**** TASK INPUT ****
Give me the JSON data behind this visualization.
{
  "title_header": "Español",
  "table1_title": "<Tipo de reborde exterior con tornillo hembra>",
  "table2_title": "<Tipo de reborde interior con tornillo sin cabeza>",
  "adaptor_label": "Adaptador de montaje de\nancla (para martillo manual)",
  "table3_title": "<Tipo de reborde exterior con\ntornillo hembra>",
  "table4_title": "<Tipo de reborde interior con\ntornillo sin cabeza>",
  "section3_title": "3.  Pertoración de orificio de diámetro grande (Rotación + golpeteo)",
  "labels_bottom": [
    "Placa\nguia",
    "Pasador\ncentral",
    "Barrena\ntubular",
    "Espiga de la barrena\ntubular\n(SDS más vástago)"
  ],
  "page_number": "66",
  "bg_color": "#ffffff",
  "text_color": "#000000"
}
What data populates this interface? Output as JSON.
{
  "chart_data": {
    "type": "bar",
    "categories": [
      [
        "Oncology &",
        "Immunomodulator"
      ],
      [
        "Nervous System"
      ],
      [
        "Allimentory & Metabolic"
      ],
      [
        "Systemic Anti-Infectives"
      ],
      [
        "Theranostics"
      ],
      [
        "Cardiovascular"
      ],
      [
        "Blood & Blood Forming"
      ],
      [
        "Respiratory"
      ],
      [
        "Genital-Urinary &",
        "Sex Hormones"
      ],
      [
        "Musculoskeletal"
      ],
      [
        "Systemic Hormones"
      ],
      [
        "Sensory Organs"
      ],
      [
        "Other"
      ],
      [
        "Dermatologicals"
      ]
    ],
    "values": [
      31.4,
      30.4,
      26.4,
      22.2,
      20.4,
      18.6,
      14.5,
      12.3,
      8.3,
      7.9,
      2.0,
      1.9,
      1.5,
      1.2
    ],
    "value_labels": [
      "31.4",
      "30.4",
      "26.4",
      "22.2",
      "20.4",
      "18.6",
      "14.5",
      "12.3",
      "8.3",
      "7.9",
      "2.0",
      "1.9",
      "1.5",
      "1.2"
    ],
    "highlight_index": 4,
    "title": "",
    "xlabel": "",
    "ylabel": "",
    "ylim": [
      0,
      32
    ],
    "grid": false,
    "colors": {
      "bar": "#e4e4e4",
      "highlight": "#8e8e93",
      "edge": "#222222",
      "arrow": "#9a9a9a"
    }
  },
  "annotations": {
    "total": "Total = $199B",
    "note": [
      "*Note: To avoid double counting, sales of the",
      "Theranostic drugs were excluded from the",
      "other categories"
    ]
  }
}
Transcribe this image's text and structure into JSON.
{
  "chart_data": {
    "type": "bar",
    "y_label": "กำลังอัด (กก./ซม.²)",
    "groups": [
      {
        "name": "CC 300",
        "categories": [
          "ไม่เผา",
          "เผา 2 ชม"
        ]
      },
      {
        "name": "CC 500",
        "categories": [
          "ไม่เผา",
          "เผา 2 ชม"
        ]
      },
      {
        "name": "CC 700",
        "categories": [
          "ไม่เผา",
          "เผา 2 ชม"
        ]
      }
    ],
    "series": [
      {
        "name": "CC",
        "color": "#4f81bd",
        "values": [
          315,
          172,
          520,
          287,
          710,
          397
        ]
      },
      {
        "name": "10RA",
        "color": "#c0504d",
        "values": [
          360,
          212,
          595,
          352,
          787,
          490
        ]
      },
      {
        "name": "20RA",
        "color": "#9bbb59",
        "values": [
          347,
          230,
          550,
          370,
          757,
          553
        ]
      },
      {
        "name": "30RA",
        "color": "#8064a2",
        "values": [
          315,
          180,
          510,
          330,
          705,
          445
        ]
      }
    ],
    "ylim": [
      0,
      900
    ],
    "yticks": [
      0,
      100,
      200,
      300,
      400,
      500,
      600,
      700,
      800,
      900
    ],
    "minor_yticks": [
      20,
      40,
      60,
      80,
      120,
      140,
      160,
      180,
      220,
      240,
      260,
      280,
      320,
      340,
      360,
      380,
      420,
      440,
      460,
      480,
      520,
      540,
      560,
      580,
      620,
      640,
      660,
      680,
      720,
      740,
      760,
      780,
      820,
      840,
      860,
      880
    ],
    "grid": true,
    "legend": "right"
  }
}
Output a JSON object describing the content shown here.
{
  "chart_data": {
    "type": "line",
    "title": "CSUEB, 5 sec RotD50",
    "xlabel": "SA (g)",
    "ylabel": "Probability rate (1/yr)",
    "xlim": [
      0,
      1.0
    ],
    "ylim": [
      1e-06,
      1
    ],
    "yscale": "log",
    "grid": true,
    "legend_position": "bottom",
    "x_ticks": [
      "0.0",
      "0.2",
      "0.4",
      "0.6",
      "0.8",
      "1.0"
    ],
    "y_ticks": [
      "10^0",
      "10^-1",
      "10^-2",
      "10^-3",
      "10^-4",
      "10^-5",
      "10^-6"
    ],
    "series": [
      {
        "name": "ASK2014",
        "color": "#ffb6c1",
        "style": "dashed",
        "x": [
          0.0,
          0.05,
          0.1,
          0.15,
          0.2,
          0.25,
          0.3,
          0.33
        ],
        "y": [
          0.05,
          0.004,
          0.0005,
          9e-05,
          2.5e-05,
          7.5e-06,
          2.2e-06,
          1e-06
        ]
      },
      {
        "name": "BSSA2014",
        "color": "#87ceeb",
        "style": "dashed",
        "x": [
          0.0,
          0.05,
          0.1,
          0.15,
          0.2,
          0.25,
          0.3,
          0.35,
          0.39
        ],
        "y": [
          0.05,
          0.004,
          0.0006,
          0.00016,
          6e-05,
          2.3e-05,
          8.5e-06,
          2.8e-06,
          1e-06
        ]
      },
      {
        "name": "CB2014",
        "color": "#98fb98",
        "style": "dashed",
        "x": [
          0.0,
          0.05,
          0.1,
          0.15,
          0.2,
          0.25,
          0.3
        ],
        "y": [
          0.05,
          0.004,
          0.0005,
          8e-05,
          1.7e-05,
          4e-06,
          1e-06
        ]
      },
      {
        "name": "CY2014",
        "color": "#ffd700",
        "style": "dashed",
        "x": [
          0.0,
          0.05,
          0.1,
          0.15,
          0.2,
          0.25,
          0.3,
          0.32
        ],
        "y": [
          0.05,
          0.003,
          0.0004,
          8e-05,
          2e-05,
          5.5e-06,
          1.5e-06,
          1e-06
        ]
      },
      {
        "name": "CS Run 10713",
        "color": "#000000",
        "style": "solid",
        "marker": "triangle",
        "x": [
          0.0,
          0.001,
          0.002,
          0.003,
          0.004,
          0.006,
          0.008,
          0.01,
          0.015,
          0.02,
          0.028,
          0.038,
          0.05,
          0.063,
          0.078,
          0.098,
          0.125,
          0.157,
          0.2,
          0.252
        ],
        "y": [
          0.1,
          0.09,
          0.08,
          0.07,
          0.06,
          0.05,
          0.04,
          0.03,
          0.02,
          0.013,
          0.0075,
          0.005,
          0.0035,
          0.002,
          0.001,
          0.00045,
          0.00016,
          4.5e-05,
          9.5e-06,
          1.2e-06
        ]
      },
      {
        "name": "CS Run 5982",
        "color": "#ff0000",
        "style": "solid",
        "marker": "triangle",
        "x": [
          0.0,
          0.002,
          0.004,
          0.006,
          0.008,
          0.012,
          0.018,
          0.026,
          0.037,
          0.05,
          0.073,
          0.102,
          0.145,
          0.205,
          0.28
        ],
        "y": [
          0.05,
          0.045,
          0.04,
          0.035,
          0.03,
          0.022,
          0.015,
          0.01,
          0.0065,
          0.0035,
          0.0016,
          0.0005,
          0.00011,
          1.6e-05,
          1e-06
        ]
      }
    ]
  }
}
****
### EXERCISE BRIEF
Find the string "reborde" in the entries above and return each line that holds it.

### EXERCISE ANSWER
  "table1_title": "<Tipo de reborde exterior con tornillo hembra>",
  "table2_title": "<Tipo de reborde interior con tornillo sin cabeza>",
  "table3_title": "<Tipo de reborde exterior con\ntornillo hembra>",
  "table4_title": "<Tipo de reborde interior con\ntornillo sin cabeza>",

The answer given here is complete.